■ TASK STATEMENT: Select every line containing the word "Optional" from the material, and copy those lines.

■ EXERCISE DATA:
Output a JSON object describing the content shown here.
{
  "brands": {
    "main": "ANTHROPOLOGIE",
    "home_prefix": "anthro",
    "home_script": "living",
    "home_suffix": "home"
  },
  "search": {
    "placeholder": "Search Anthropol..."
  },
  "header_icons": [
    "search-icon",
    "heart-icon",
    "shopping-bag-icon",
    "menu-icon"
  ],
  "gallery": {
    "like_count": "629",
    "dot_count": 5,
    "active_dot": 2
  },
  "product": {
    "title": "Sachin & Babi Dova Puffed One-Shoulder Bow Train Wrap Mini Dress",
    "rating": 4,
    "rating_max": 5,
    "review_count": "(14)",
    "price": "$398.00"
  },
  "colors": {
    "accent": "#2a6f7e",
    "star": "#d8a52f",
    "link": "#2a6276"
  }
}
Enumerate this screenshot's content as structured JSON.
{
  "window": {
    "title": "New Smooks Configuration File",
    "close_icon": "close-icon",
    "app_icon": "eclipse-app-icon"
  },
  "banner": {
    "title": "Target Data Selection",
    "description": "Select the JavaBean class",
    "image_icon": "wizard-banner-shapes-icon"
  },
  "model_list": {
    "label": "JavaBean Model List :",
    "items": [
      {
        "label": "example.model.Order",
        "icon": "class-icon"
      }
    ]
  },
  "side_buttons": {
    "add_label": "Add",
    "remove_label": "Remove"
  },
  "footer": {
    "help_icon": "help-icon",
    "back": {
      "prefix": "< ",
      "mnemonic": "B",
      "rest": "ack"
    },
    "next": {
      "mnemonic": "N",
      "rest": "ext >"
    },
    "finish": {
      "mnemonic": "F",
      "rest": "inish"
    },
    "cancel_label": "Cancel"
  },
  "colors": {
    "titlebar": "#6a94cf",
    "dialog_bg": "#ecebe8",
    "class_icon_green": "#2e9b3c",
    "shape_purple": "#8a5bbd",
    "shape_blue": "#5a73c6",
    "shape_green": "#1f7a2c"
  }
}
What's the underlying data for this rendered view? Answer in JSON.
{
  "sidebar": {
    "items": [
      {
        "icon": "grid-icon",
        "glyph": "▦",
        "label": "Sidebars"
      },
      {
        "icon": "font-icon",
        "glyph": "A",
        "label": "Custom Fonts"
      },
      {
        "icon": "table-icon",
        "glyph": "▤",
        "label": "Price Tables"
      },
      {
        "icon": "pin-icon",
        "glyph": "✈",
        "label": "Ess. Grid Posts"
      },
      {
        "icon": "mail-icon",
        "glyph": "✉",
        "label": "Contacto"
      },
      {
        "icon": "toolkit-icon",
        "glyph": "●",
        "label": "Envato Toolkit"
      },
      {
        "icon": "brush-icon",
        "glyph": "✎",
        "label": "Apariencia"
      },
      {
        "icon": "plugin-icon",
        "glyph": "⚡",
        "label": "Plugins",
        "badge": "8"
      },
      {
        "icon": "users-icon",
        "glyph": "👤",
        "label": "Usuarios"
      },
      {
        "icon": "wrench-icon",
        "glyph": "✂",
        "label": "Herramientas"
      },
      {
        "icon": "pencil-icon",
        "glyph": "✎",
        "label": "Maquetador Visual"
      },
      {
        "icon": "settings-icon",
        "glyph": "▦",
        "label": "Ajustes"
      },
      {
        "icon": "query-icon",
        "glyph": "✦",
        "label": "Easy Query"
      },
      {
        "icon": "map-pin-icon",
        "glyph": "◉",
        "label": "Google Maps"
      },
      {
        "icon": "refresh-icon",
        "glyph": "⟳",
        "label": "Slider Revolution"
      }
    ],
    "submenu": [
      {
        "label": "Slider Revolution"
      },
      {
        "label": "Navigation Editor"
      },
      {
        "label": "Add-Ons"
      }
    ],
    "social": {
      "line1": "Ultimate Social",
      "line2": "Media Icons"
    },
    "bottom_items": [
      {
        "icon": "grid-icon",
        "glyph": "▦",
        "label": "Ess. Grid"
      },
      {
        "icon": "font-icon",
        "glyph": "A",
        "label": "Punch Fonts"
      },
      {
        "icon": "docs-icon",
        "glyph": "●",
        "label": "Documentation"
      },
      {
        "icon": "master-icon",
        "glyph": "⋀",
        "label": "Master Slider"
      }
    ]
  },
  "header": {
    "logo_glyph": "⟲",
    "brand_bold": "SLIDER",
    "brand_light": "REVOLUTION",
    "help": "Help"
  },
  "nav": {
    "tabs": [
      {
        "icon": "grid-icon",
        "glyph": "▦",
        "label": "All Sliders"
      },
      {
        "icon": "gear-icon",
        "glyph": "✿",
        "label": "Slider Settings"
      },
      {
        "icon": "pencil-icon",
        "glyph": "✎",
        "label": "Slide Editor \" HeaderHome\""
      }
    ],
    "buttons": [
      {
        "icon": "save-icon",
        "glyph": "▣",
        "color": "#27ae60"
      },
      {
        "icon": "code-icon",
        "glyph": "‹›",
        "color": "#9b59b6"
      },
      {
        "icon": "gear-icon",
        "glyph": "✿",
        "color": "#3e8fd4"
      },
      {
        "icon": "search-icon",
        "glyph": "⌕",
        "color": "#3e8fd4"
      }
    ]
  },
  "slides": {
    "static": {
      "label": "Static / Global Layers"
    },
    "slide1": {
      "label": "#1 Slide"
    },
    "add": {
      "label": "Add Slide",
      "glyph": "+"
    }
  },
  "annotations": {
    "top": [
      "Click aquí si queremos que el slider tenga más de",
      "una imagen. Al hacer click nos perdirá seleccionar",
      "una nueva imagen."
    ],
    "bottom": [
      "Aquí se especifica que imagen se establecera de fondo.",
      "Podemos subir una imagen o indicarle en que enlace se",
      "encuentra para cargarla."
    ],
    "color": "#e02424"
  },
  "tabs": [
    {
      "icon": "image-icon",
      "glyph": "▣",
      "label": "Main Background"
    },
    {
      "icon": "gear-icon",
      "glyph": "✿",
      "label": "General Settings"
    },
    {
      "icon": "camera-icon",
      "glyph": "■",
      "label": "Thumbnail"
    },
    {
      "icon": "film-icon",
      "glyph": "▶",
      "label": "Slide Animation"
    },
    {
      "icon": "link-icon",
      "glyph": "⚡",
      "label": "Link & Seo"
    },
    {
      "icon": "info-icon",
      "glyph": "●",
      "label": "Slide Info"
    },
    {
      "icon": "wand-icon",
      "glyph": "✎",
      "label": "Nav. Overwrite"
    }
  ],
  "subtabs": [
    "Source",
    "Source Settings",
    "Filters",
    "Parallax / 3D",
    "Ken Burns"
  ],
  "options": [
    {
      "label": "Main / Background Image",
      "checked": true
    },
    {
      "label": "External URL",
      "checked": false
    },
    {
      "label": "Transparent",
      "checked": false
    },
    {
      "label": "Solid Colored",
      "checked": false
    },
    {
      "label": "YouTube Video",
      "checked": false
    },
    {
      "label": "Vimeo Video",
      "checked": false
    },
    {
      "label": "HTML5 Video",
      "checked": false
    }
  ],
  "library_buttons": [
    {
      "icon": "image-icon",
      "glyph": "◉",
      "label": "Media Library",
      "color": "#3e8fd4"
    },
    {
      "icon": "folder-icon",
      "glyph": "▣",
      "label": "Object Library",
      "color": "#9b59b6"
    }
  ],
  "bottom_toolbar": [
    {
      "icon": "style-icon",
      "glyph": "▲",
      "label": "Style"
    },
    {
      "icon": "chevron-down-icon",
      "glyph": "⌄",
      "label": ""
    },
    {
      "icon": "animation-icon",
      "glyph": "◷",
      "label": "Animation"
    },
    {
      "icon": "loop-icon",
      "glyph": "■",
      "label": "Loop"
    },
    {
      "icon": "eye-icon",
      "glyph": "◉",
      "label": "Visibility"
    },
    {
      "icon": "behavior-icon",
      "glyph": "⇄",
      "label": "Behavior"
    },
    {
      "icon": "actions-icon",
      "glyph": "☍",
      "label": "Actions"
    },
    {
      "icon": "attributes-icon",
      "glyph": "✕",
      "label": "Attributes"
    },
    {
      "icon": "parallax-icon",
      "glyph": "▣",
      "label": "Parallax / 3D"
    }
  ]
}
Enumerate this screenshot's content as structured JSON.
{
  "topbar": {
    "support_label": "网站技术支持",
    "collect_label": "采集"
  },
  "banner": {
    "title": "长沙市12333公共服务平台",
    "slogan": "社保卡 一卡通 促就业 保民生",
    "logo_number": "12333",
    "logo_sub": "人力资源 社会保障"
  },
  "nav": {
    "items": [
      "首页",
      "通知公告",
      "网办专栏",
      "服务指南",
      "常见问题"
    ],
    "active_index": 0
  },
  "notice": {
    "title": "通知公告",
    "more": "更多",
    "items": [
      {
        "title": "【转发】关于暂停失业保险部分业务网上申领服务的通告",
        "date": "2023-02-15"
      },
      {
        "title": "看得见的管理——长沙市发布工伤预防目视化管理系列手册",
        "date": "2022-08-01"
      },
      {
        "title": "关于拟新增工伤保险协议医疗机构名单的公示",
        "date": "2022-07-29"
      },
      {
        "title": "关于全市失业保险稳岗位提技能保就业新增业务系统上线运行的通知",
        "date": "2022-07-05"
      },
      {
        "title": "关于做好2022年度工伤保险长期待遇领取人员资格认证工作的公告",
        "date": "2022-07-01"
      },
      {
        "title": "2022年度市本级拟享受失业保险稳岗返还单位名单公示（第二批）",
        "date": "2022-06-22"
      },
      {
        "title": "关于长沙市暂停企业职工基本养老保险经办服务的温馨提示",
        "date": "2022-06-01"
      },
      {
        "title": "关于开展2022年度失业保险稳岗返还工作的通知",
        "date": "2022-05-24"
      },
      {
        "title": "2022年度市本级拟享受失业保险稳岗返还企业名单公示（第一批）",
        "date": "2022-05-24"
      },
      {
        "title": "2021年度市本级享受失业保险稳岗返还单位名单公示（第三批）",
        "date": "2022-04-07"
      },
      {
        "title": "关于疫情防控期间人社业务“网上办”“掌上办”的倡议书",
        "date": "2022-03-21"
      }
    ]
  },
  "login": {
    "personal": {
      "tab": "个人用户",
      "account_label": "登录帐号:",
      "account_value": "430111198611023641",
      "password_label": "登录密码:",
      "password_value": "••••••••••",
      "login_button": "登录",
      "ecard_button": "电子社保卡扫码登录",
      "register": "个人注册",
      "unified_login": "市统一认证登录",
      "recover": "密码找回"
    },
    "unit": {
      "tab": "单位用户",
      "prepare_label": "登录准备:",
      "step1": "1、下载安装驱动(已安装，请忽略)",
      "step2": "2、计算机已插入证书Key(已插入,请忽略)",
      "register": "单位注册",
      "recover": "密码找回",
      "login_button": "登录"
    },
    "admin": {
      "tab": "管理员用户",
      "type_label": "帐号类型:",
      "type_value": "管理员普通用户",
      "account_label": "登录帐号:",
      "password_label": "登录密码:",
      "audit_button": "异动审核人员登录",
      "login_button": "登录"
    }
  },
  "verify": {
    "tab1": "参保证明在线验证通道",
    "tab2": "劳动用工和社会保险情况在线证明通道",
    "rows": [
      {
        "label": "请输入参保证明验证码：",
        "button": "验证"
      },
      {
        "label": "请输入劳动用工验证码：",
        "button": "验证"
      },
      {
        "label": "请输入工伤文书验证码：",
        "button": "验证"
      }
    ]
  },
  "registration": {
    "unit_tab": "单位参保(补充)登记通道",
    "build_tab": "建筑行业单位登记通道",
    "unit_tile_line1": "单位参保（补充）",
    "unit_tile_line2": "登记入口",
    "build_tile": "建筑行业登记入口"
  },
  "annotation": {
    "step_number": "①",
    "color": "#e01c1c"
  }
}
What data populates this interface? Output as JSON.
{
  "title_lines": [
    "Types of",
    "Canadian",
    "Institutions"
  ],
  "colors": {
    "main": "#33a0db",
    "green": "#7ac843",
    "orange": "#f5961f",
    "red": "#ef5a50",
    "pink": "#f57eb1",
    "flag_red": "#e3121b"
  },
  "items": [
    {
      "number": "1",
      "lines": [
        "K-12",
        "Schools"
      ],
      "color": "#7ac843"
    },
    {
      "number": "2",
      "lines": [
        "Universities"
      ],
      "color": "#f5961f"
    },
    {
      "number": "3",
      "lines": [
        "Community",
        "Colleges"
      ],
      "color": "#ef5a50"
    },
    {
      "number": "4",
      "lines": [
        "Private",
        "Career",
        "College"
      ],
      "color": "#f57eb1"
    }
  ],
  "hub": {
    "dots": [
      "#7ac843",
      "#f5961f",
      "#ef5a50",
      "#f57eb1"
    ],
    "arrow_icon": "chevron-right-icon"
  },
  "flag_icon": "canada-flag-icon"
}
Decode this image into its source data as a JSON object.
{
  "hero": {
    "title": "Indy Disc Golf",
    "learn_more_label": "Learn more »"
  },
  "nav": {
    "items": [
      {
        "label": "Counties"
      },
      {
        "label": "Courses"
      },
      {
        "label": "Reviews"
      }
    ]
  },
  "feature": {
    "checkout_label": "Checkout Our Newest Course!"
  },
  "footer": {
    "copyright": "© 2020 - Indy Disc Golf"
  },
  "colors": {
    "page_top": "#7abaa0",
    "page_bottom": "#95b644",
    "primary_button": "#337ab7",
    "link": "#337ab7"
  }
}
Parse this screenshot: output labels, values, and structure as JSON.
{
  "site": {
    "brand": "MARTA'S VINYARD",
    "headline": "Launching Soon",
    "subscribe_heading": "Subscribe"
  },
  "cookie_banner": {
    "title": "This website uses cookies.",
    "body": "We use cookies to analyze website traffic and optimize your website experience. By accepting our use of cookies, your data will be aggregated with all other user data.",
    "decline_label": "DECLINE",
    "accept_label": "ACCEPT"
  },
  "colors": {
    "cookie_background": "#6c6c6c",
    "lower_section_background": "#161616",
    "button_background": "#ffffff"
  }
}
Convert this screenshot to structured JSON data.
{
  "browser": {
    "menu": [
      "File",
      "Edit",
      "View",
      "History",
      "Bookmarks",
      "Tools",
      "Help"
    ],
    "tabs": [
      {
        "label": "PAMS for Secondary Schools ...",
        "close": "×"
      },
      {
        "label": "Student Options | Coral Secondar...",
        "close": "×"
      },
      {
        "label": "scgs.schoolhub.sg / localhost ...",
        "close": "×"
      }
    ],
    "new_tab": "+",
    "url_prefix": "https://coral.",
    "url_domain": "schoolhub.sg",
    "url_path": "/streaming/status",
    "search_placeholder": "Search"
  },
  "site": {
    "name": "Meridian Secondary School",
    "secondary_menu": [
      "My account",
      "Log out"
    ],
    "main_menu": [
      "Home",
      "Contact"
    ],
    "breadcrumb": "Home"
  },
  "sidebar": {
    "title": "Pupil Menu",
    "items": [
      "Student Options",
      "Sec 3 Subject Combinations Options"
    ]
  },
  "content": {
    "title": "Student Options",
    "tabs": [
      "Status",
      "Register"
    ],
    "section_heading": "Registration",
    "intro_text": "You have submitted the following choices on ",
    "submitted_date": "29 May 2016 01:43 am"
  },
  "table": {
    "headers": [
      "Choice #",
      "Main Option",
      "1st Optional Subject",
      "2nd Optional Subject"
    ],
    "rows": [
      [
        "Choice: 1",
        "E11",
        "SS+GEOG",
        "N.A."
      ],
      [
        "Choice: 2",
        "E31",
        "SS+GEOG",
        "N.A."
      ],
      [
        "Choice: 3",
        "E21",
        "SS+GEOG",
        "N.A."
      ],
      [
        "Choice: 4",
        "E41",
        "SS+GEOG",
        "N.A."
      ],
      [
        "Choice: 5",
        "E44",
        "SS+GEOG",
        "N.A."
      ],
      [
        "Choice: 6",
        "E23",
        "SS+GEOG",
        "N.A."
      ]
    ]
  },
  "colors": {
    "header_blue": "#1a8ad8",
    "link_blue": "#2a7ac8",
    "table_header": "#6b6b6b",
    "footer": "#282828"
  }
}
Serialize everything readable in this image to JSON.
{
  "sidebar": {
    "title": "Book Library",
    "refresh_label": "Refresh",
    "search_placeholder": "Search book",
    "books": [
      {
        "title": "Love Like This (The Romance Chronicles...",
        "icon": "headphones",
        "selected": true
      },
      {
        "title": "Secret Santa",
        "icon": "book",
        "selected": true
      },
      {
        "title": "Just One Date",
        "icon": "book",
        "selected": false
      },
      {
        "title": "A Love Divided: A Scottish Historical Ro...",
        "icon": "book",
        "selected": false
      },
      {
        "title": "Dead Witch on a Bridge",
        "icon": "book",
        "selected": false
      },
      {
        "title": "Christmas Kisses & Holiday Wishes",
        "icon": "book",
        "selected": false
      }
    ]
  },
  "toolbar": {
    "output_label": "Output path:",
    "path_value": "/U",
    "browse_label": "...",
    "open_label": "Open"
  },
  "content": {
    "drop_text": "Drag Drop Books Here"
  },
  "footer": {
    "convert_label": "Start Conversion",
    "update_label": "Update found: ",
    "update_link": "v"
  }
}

■ THE OUTPUT:
      "1st Optional Subject",
      "2nd Optional Subject"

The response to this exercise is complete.